** DIRECTIVE **
Pictures appear in the records below; write out everything else exactly.

>> Begin GIVEN DATA

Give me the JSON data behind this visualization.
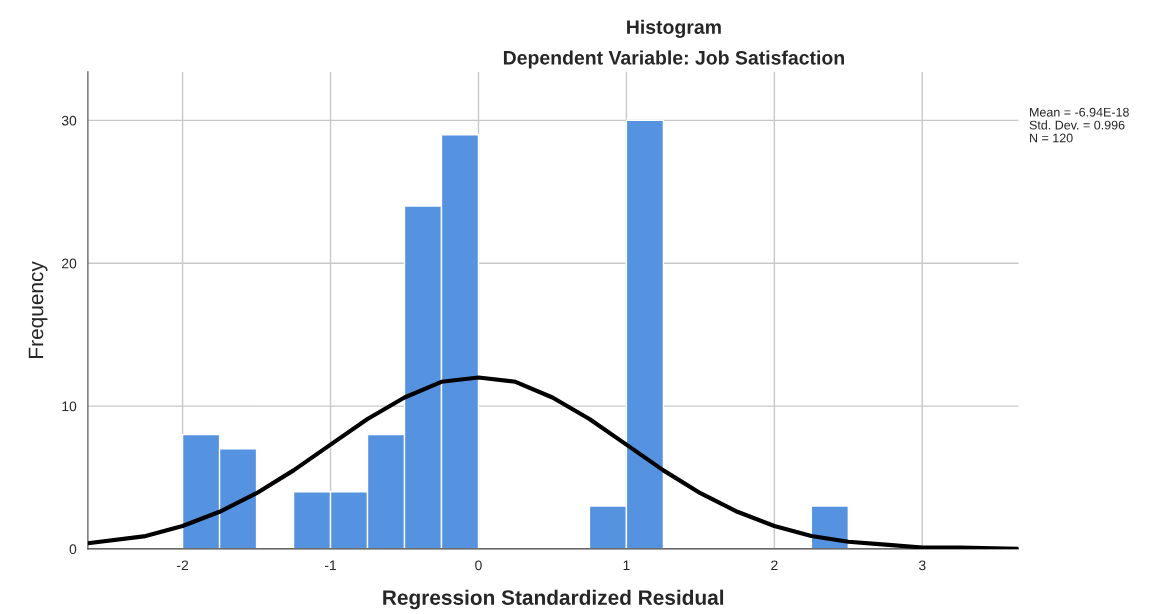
{
  "chart_data": {
    "type": "histogram",
    "title": "Histogram",
    "subtitle": "Dependent Variable: Job Satisfaction",
    "xlabel": "Regression Standardized Residual",
    "ylabel": "Frequency",
    "bins": [
      -2.0,
      -1.75,
      -1.5,
      -1.25,
      -1.0,
      -0.75,
      -0.5,
      -0.25,
      0.0,
      0.25,
      0.5,
      0.75,
      1.0,
      1.25,
      1.5,
      1.75,
      2.0,
      2.25,
      2.5
    ],
    "values": [
      8,
      7,
      0,
      4,
      4,
      8,
      24,
      29,
      0,
      0,
      0,
      3,
      30,
      0,
      0,
      0,
      0,
      3
    ],
    "color": "#5593e0",
    "series": [
      {
        "type": "line",
        "color": "#000000",
        "x": [
          -2.64,
          -2.25,
          -2.0,
          -1.75,
          -1.5,
          -1.25,
          -1.0,
          -0.75,
          -0.5,
          -0.25,
          0.0,
          0.25,
          0.5,
          0.75,
          1.0,
          1.25,
          1.5,
          1.75,
          2.0,
          2.25,
          2.5,
          2.75,
          3.0,
          3.25,
          3.65
        ],
        "values": [
          0.4,
          0.9,
          1.6,
          2.6,
          3.9,
          5.5,
          7.3,
          9.1,
          10.6,
          11.7,
          12.0,
          11.7,
          10.6,
          9.1,
          7.3,
          5.5,
          3.9,
          2.6,
          1.6,
          0.9,
          0.5,
          0.3,
          0.1,
          0.1,
          0.0
        ]
      }
    ],
    "xlim": [
      -2.64,
      3.65
    ],
    "ylim": [
      0,
      33.4
    ],
    "xticks": [
      -2,
      -1,
      0,
      1,
      2,
      3
    ],
    "yticks": [
      0,
      10,
      20,
      30
    ],
    "grid": true,
    "line_style": "solid",
    "marker": "none",
    "annotations": [
      "Mean = -6.94E-18",
      "Std. Dev. = 0.996",
      "N = 120"
    ]
  }
}
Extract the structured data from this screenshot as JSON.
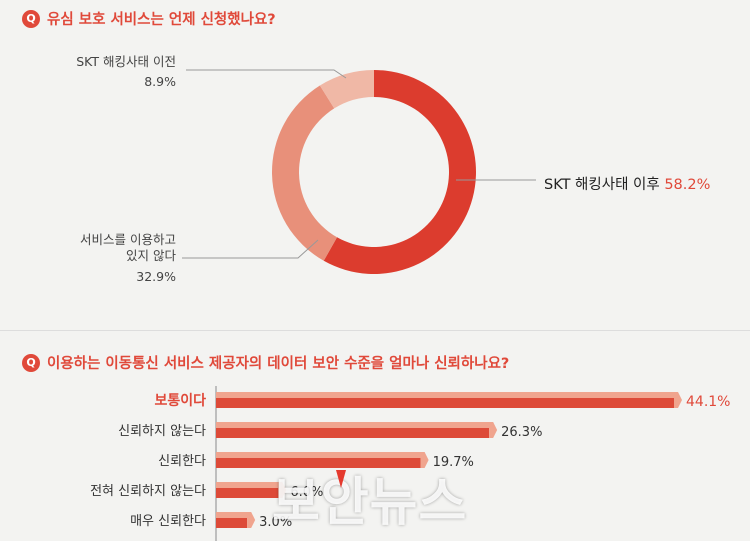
{
  "q1": {
    "badge": "Q",
    "title": "유심 보호 서비스는 언제 신청했나요?"
  },
  "q2": {
    "badge": "Q",
    "title": "이용하는 이동통신 서비스 제공자의 데이터 보안 수준을 얼마나 신뢰하나요?"
  },
  "watermark": "보안뉴스",
  "chart_data": [
    {
      "type": "pie",
      "title": "유심 보호 서비스는 언제 신청했나요?",
      "categories": [
        "SKT 해킹사태 이후",
        "서비스를 이용하고 있지 않다",
        "SKT 해킹사태 이전"
      ],
      "labels_lines": [
        [
          "SKT 해킹사태 이후"
        ],
        [
          "서비스를 이용하고",
          "있지 않다"
        ],
        [
          "SKT 해킹사태 이전"
        ]
      ],
      "values": [
        58.2,
        32.9,
        8.9
      ],
      "value_labels": [
        "58.2%",
        "32.9%",
        "8.9%"
      ],
      "colors": [
        "#dc3c2e",
        "#e8907a",
        "#f0b8a6"
      ]
    },
    {
      "type": "bar",
      "orientation": "horizontal",
      "title": "이용하는 이동통신 서비스 제공자의 데이터 보안 수준을 얼마나 신뢰하나요?",
      "categories": [
        "보통이다",
        "신뢰하지 않는다",
        "신뢰한다",
        "전혀 신뢰하지 않는다",
        "매우 신뢰한다"
      ],
      "values": [
        44.1,
        26.3,
        19.7,
        6.0,
        3.0
      ],
      "value_labels": [
        "44.1%",
        "26.3%",
        "19.7%",
        "6.0%",
        "3.0%"
      ],
      "highlight_index": 0,
      "colors": {
        "bar": "#dd4a38",
        "bar_top": "#f0a48e",
        "highlight_text": "#e0493a",
        "text": "#333333"
      }
    }
  ]
}
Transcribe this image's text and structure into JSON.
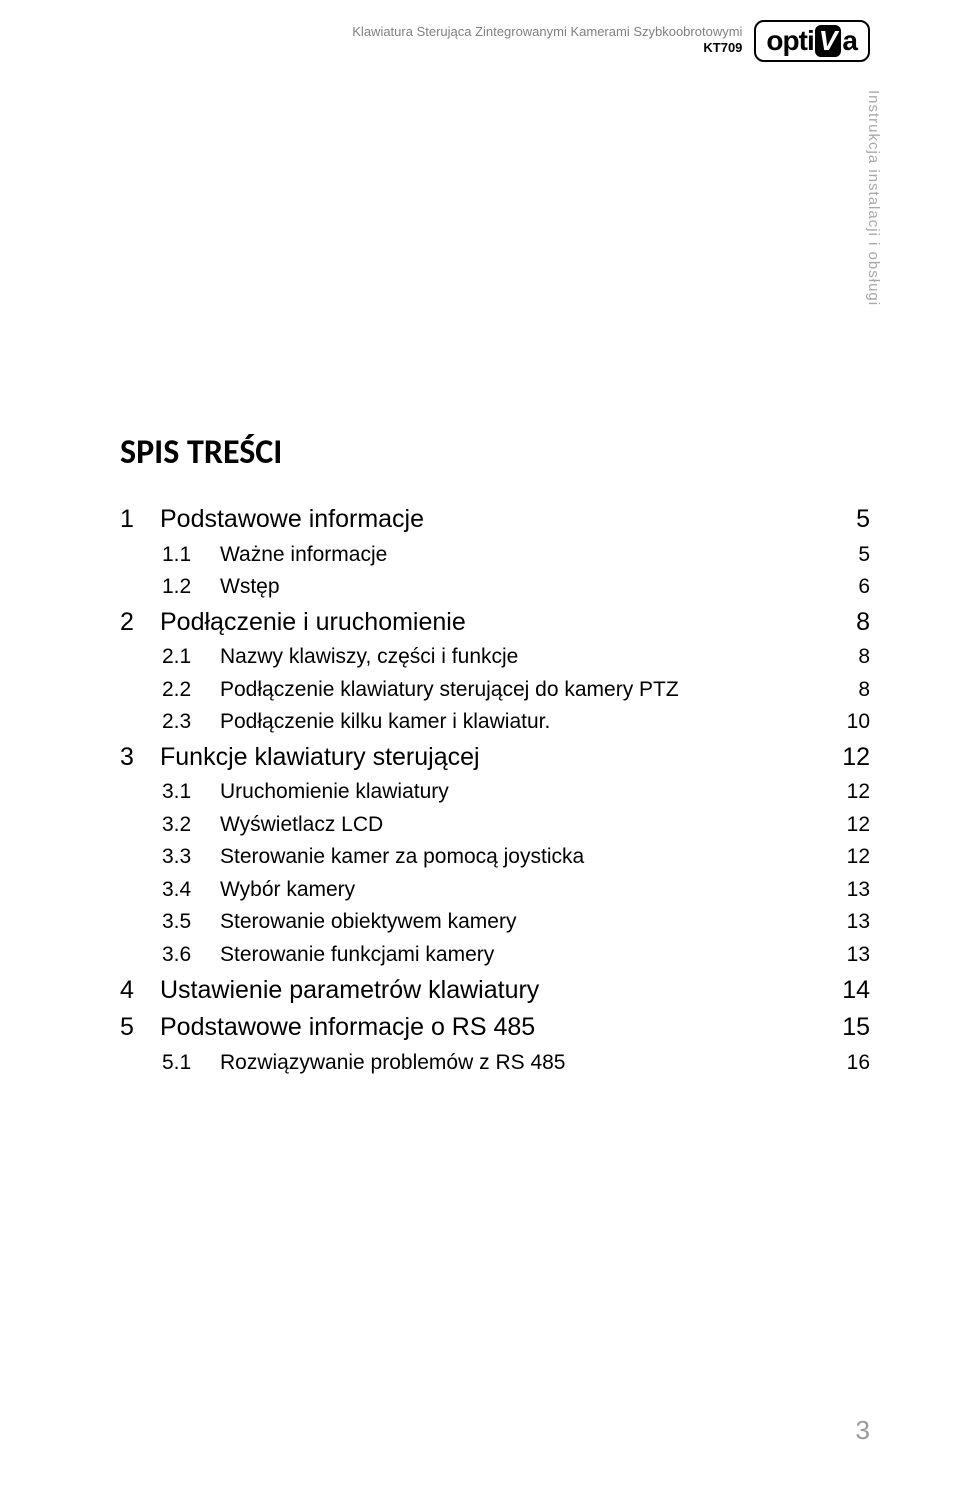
{
  "header": {
    "title": "Klawiatura Sterująca Zintegrowanymi Kamerami Szybkoobrotowymi",
    "model": "KT709",
    "logo_opti": "opti",
    "logo_v": "V",
    "logo_a": "a"
  },
  "vertical_label": "Instrukcja instalacji i obsługi",
  "toc_title": "SPIS TREŚCI",
  "toc": [
    {
      "level": 1,
      "num": "1",
      "label": "Podstawowe informacje",
      "page": "5"
    },
    {
      "level": 2,
      "num": "1.1",
      "label": "Ważne informacje",
      "page": "5"
    },
    {
      "level": 2,
      "num": "1.2",
      "label": "Wstęp",
      "page": "6"
    },
    {
      "level": 1,
      "num": "2",
      "label": "Podłączenie i uruchomienie",
      "page": "8"
    },
    {
      "level": 2,
      "num": "2.1",
      "label": "Nazwy klawiszy, części i funkcje",
      "page": "8"
    },
    {
      "level": 2,
      "num": "2.2",
      "label": "Podłączenie klawiatury sterującej do kamery PTZ",
      "page": "8"
    },
    {
      "level": 2,
      "num": "2.3",
      "label": "Podłączenie kilku kamer i klawiatur.",
      "page": "10"
    },
    {
      "level": 1,
      "num": "3",
      "label": "Funkcje klawiatury sterującej",
      "page": "12"
    },
    {
      "level": 2,
      "num": "3.1",
      "label": "Uruchomienie klawiatury",
      "page": "12"
    },
    {
      "level": 2,
      "num": "3.2",
      "label": "Wyświetlacz LCD",
      "page": "12"
    },
    {
      "level": 2,
      "num": "3.3",
      "label": "Sterowanie kamer za pomocą joysticka",
      "page": "12"
    },
    {
      "level": 2,
      "num": "3.4",
      "label": "Wybór kamery",
      "page": "13"
    },
    {
      "level": 2,
      "num": "3.5",
      "label": "Sterowanie obiektywem kamery",
      "page": "13"
    },
    {
      "level": 2,
      "num": "3.6",
      "label": "Sterowanie funkcjami kamery",
      "page": "13"
    },
    {
      "level": 1,
      "num": "4",
      "label": "Ustawienie parametrów klawiatury",
      "page": "14"
    },
    {
      "level": 1,
      "num": "5",
      "label": "Podstawowe informacje o RS 485",
      "page": "15"
    },
    {
      "level": 2,
      "num": "5.1",
      "label": "Rozwiązywanie problemów z RS 485",
      "page": "16"
    }
  ],
  "page_number": "3",
  "colors": {
    "header_gray": "#808080",
    "vertical_gray": "#a8a8a8",
    "page_num_gray": "#9a9a9a",
    "text": "#000000",
    "background": "#ffffff"
  },
  "typography": {
    "toc_title_fontsize": 34,
    "level1_fontsize": 25,
    "level2_fontsize": 21,
    "header_fontsize": 13,
    "vertical_fontsize": 15,
    "page_number_fontsize": 26
  }
}
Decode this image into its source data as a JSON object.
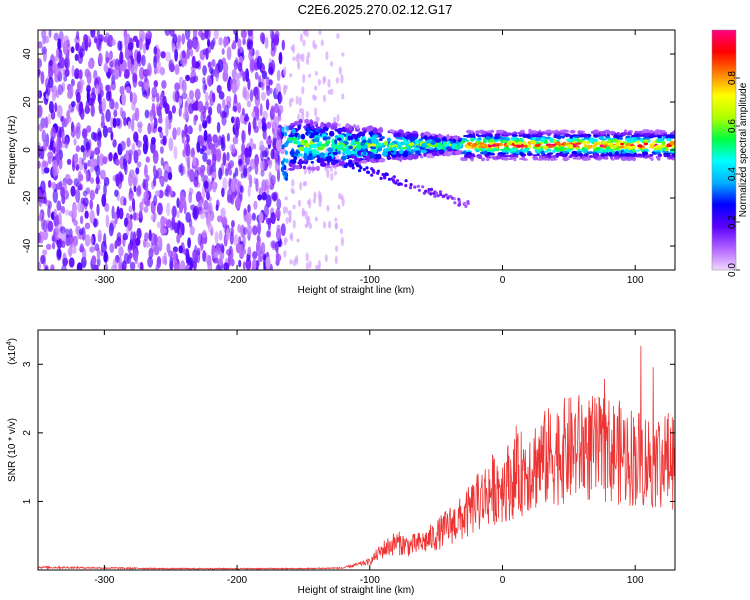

>> End GIVEN DATA

** WORKED SOLUTION **
Give me the JSON data behind this visualization.
{
  "chart_data": {
    "type": "histogram",
    "title": "Histogram",
    "subtitle": "Dependent Variable: Job Satisfaction",
    "xlabel": "Regression Standardized Residual",
    "ylabel": "Frequency",
    "bins": [
      -2.0,
      -1.75,
      -1.5,
      -1.25,
      -1.0,
      -0.75,
      -0.5,
      -0.25,
      0.0,
      0.25,
      0.5,
      0.75,
      1.0,
      1.25,
      1.5,
      1.75,
      2.0,
      2.25,
      2.5
    ],
    "values": [
      8,
      7,
      0,
      4,
      4,
      8,
      24,
      29,
      0,
      0,
      0,
      3,
      30,
      0,
      0,
      0,
      0,
      3
    ],
    "color": "#5593e0",
    "series": [
      {
        "type": "line",
        "color": "#000000",
        "x": [
          -2.64,
          -2.25,
          -2.0,
          -1.75,
          -1.5,
          -1.25,
          -1.0,
          -0.75,
          -0.5,
          -0.25,
          0.0,
          0.25,
          0.5,
          0.75,
          1.0,
          1.25,
          1.5,
          1.75,
          2.0,
          2.25,
          2.5,
          2.75,
          3.0,
          3.25,
          3.65
        ],
        "values": [
          0.4,
          0.9,
          1.6,
          2.6,
          3.9,
          5.5,
          7.3,
          9.1,
          10.6,
          11.7,
          12.0,
          11.7,
          10.6,
          9.1,
          7.3,
          5.5,
          3.9,
          2.6,
          1.6,
          0.9,
          0.5,
          0.3,
          0.1,
          0.1,
          0.0
        ]
      }
    ],
    "xlim": [
      -2.64,
      3.65
    ],
    "ylim": [
      0,
      33.4
    ],
    "xticks": [
      -2,
      -1,
      0,
      1,
      2,
      3
    ],
    "yticks": [
      0,
      10,
      20,
      30
    ],
    "grid": true,
    "line_style": "solid",
    "marker": "none",
    "annotations": [
      "Mean = -6.94E-18",
      "Std. Dev. = 0.996",
      "N = 120"
    ]
  }
}
Extract the structured data from this screenshot as JSON.
{
  "q1": {
    "badge": "Q",
    "title": "유심 보호 서비스는 언제 신청했나요?"
  },
  "q2": {
    "badge": "Q",
    "title": "이용하는 이동통신 서비스 제공자의 데이터 보안 수준을 얼마나 신뢰하나요?"
  },
  "watermark": "보안뉴스",
  "chart_data": [
    {
      "type": "pie",
      "title": "유심 보호 서비스는 언제 신청했나요?",
      "categories": [
        "SKT 해킹사태 이후",
        "서비스를 이용하고 있지 않다",
        "SKT 해킹사태 이전"
      ],
      "labels_lines": [
        [
          "SKT 해킹사태 이후"
        ],
        [
          "서비스를 이용하고",
          "있지 않다"
        ],
        [
          "SKT 해킹사태 이전"
        ]
      ],
      "values": [
        58.2,
        32.9,
        8.9
      ],
      "value_labels": [
        "58.2%",
        "32.9%",
        "8.9%"
      ],
      "colors": [
        "#dc3c2e",
        "#e8907a",
        "#f0b8a6"
      ]
    },
    {
      "type": "bar",
      "orientation": "horizontal",
      "title": "이용하는 이동통신 서비스 제공자의 데이터 보안 수준을 얼마나 신뢰하나요?",
      "categories": [
        "보통이다",
        "신뢰하지 않는다",
        "신뢰한다",
        "전혀 신뢰하지 않는다",
        "매우 신뢰한다"
      ],
      "values": [
        44.1,
        26.3,
        19.7,
        6.0,
        3.0
      ],
      "value_labels": [
        "44.1%",
        "26.3%",
        "19.7%",
        "6.0%",
        "3.0%"
      ],
      "highlight_index": 0,
      "colors": {
        "bar": "#dd4a38",
        "bar_top": "#f0a48e",
        "highlight_text": "#e0493a",
        "text": "#333333"
      }
    }
  ]
}
Transcribe this image's text and structure into JSON.
{
  "header": {
    "title": "Klawiatura Sterująca Zintegrowanymi Kamerami Szybkoobrotowymi",
    "model": "KT709",
    "logo_opti": "opti",
    "logo_v": "V",
    "logo_a": "a"
  },
  "vertical_label": "Instrukcja instalacji i obsługi",
  "toc_title": "SPIS TREŚCI",
  "toc": [
    {
      "level": 1,
      "num": "1",
      "label": "Podstawowe informacje",
      "page": "5"
    },
    {
      "level": 2,
      "num": "1.1",
      "label": "Ważne informacje",
      "page": "5"
    },
    {
      "level": 2,
      "num": "1.2",
      "label": "Wstęp",
      "page": "6"
    },
    {
      "level": 1,
      "num": "2",
      "label": "Podłączenie i uruchomienie",
      "page": "8"
    },
    {
      "level": 2,
      "num": "2.1",
      "label": "Nazwy klawiszy, części i funkcje",
      "page": "8"
    },
    {
      "level": 2,
      "num": "2.2",
      "label": "Podłączenie klawiatury sterującej do kamery PTZ",
      "page": "8"
    },
    {
      "level": 2,
      "num": "2.3",
      "label": "Podłączenie kilku kamer i klawiatur.",
      "page": "10"
    },
    {
      "level": 1,
      "num": "3",
      "label": "Funkcje klawiatury sterującej",
      "page": "12"
    },
    {
      "level": 2,
      "num": "3.1",
      "label": "Uruchomienie klawiatury",
      "page": "12"
    },
    {
      "level": 2,
      "num": "3.2",
      "label": "Wyświetlacz LCD",
      "page": "12"
    },
    {
      "level": 2,
      "num": "3.3",
      "label": "Sterowanie kamer za pomocą joysticka",
      "page": "12"
    },
    {
      "level": 2,
      "num": "3.4",
      "label": "Wybór kamery",
      "page": "13"
    },
    {
      "level": 2,
      "num": "3.5",
      "label": "Sterowanie obiektywem kamery",
      "page": "13"
    },
    {
      "level": 2,
      "num": "3.6",
      "label": "Sterowanie funkcjami kamery",
      "page": "13"
    },
    {
      "level": 1,
      "num": "4",
      "label": "Ustawienie parametrów klawiatury",
      "page": "14"
    },
    {
      "level": 1,
      "num": "5",
      "label": "Podstawowe informacje o RS 485",
      "page": "15"
    },
    {
      "level": 2,
      "num": "5.1",
      "label": "Rozwiązywanie problemów z RS 485",
      "page": "16"
    }
  ],
  "page_number": "3",
  "colors": {
    "header_gray": "#808080",
    "vertical_gray": "#a8a8a8",
    "page_num_gray": "#9a9a9a",
    "text": "#000000",
    "background": "#ffffff"
  },
  "typography": {
    "toc_title_fontsize": 34,
    "level1_fontsize": 25,
    "level2_fontsize": 21,
    "header_fontsize": 13,
    "vertical_fontsize": 15,
    "page_number_fontsize": 26
  }
}
Decode this image into its source data as a JSON object.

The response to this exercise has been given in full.